## [What is needed]
Copy out each line featuring the string "data" from the entries beneath.
----------------
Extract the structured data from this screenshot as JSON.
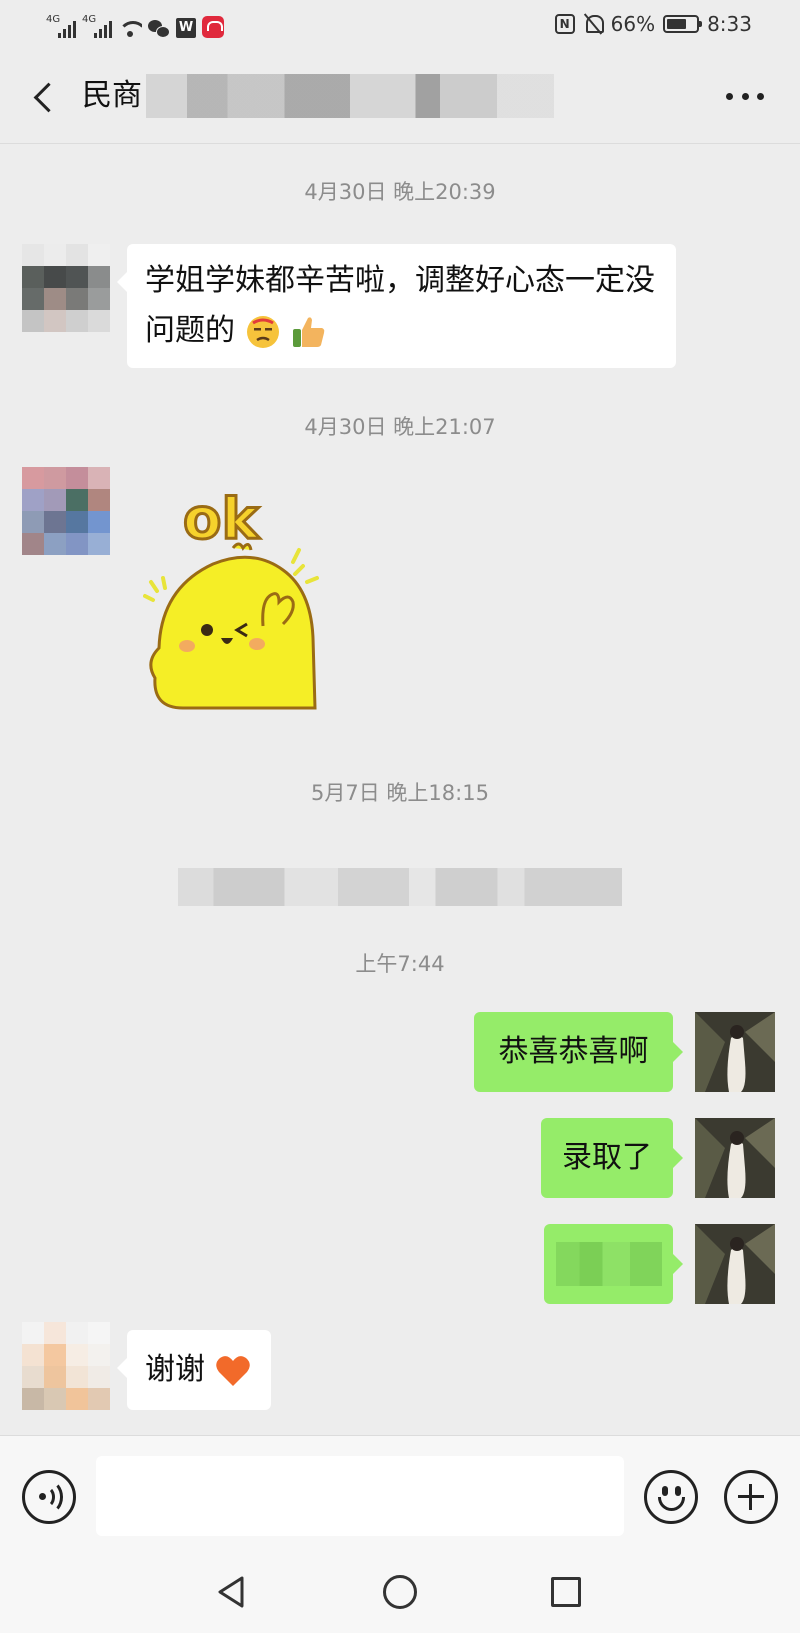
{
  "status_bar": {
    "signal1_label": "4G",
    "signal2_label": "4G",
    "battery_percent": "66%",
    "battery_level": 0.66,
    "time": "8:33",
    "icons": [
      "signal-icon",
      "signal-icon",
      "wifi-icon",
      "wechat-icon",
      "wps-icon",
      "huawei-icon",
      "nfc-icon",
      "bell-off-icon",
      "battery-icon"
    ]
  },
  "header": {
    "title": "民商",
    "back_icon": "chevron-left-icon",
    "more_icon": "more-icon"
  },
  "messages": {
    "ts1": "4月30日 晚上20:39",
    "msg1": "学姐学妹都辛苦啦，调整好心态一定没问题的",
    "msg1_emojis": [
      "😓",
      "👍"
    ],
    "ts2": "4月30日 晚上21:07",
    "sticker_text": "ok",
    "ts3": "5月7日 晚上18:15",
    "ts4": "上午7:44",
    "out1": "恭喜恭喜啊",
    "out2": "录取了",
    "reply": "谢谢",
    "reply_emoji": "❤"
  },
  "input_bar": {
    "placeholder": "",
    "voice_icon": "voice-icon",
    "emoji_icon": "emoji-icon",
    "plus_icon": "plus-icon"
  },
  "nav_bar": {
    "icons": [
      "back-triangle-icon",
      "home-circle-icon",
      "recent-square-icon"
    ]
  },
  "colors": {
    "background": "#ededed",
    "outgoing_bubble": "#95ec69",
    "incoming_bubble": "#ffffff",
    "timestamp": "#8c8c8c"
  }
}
----------------
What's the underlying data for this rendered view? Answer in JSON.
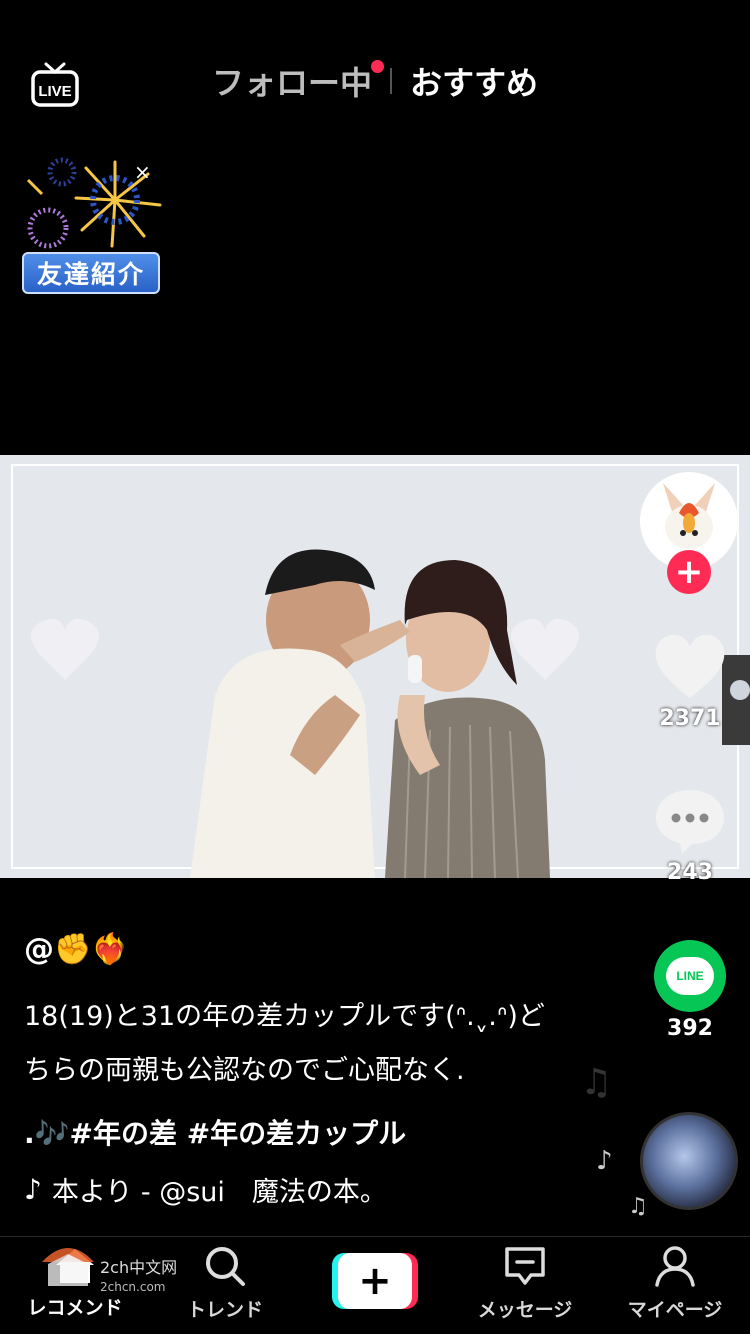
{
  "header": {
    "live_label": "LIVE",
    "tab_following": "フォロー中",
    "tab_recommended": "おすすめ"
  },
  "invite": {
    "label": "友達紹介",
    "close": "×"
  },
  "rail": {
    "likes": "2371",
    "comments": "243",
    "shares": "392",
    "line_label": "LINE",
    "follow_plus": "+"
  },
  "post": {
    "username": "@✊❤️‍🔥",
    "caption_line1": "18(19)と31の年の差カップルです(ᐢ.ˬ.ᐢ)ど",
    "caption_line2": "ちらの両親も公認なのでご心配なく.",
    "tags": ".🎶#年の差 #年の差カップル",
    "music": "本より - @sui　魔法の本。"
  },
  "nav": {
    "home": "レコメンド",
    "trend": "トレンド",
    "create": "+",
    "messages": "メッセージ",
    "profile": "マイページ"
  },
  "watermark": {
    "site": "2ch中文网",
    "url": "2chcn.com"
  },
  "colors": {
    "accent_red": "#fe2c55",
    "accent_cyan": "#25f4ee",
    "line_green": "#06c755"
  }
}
----------------
## [The answer]
Extract the structured data from this screenshot as JSON.
What's the underlying data for this rendered view? Answer in JSON.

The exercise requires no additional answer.